BRIEF 1:
Render the records as a Markdown table with the columns Row and Entry, starting at the first line of the records and ending at the line containing "group-2-cell[interactable]: 246,00 3", with blank lines omitted.

SUPPLIED PASSAGE:
I have an HP laptop and recently upgraded to Windows 11. One day I was poking around Task Manager and noticed a program called HP Touchpoint Analytics Client. I learned that this is essentially a program that provides HP (free of charge) all sorts of data about my laptop usage. I ended the program and it just popped back up. I tried to uninstall/delete it and got a message that this is a system program and I don't have permission to delete it.
Is there a way to get rid of this thing, or am I actually stuck with a tracking program against my will?
Quote from: cabiness42 on March 21, 2022, 12:40:21 PM
I have an HP laptop and recently upgraded to Windows 11. One day I was poking around Task Manager and noticed a program called HP Touchpoint Analytics Client. I learned that this is essentially a program that provides HP (free of charge) all sorts of data about my laptop usage. I ended the program and it just popped back up. I tried to uninstall/delete it and got a message that this is a system program and I don't have permission to delete it.
Is there a way to get rid of this thing, or am I actually stuck with a tracking program against my will?
I did a crude thing for such situations - find the executable and set permissions to "none".
There are all sorts of tricks for manufacturer to evade every attempt to restrict those little programs - but setting permissions was something that worked for me.
Or.... just realize that Windows are past their prime.
Quote from: kalvado on March 21, 2022, 12:46:29 PM
Quote from: cabiness42 on March 21, 2022, 12:40:21 PM
I have an HP laptop and recently upgraded to Windows 11. One day I was poking around Task Manager and noticed a program called HP Touchpoint Analytics Client. I learned that this is essentially a program that provides HP (free of charge) all sorts of data about my laptop usage. I ended the program and it just popped back up. I tried to uninstall/delete it and got a message that this is a system program and I don't have permission to delete it.
Is there a way to get rid of this thing, or am I actually stuck with a tracking program against my will?
I did a crude thing for such situations - find the executable and set permissions to "none".
There are all sorts of tricks for manufacturer to evade every attempt to restrict those little programs - but setting permissions was something that worked for me.

BRIEF 2:
In the forum thread about the HP Touchpoint Analytics Client, what message appeared when the user tried to uninstall the program?

ENTRIES PROVIDED:

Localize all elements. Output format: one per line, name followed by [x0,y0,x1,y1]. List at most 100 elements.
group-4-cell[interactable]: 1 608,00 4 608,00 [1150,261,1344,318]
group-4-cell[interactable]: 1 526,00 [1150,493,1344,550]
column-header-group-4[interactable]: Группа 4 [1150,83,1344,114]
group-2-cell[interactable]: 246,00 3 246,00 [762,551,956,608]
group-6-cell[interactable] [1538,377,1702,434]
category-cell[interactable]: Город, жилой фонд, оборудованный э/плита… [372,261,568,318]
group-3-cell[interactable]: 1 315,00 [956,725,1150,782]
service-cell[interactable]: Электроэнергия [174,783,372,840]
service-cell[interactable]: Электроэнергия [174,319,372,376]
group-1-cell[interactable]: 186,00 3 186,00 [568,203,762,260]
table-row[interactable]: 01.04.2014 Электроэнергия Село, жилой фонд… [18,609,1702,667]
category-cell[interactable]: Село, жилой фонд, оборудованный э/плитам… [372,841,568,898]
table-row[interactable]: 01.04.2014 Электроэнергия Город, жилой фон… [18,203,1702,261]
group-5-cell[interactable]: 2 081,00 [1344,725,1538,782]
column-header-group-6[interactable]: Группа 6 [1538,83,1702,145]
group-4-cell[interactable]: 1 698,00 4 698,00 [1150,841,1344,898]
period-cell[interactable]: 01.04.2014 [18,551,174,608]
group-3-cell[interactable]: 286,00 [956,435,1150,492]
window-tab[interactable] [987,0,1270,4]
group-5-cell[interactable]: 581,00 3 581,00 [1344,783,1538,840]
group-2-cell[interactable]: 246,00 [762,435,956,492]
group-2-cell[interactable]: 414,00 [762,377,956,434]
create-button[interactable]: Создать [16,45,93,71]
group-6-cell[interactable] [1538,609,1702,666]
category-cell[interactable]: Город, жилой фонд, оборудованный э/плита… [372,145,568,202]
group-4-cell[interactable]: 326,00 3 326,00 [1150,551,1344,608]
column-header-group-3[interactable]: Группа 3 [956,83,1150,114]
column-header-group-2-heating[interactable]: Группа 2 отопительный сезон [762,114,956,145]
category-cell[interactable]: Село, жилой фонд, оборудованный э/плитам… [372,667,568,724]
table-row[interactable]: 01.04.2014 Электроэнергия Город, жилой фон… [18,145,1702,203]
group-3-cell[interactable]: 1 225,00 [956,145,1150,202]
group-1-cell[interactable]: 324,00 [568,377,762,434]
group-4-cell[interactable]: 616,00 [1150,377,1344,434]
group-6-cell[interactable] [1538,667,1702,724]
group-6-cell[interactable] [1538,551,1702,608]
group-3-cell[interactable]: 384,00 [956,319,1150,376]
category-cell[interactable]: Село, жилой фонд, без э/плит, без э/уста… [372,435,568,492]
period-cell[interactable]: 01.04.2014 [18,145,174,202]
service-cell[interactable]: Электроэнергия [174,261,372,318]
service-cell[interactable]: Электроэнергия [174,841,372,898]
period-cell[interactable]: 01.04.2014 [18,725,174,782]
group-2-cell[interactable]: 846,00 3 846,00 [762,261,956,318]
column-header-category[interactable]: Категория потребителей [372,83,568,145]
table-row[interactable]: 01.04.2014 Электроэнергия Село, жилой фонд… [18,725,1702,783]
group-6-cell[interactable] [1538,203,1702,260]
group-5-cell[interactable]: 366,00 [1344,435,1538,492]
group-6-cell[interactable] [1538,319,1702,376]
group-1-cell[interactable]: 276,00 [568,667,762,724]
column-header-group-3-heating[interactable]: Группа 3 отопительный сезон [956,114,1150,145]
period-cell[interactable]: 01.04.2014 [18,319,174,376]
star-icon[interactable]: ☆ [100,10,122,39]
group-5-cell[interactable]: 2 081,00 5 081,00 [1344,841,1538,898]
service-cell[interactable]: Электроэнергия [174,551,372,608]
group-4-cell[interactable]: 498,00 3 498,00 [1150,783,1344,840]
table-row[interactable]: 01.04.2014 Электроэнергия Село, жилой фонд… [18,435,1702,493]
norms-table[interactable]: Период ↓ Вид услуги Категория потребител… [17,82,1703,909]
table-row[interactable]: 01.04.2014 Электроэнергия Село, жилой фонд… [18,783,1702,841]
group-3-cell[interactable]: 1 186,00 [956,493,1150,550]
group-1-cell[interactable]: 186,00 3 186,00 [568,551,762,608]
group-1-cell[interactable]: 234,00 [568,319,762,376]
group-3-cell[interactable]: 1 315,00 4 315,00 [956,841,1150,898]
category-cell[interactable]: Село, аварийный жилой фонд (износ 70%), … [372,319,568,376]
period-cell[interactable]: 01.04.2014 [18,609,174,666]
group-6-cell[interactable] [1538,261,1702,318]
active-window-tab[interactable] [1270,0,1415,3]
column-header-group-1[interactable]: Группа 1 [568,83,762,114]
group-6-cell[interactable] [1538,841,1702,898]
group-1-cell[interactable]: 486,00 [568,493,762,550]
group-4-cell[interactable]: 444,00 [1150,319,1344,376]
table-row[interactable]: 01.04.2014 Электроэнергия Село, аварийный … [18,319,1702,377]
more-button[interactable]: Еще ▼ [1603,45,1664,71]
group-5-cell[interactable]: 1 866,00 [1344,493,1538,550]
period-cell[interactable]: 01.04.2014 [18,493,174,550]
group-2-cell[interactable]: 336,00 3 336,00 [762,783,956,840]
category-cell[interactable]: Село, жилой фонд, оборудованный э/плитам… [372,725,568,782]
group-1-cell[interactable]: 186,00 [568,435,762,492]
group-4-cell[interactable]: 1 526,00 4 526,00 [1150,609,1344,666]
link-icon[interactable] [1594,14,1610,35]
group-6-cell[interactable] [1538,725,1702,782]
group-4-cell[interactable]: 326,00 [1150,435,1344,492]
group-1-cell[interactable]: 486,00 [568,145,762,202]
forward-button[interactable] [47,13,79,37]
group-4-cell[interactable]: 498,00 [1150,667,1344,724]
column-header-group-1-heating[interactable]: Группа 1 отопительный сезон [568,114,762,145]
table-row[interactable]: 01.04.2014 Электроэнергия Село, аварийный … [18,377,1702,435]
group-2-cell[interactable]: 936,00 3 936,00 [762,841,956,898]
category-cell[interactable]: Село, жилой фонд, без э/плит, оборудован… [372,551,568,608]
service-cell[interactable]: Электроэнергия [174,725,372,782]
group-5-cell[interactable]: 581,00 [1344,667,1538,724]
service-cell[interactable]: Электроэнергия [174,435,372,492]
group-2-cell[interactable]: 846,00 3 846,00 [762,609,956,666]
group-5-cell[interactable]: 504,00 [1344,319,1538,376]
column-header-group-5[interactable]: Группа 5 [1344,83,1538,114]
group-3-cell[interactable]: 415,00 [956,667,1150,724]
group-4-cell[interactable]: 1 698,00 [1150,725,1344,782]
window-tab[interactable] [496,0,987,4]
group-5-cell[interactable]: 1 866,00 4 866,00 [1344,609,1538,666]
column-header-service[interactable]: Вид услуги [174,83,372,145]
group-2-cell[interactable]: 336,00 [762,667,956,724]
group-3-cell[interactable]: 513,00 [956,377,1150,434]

ANSWER 1:
| Row | Entry |
|---|---|
| 1 | Localize all elements. Output format: one per line, name followed by [x0,y0,x1,y1]. List at most 100 elements. |
| 2 | group-4-cell[interactable]: 1 608,00 4 608,00 [1150,261,1344,318] |
| 3 | group-4-cell[interactable]: 1 526,00 [1150,493,1344,550] |
| 4 | column-header-group-4[interactable]: Группа 4 [1150,83,1344,114] |
| 5 | group-2-cell[interactable]: 246,00 3 246,00 [762,551,956,608] |

ANSWER 2:
The message said it was a system program and that the user did not have permission to delete it.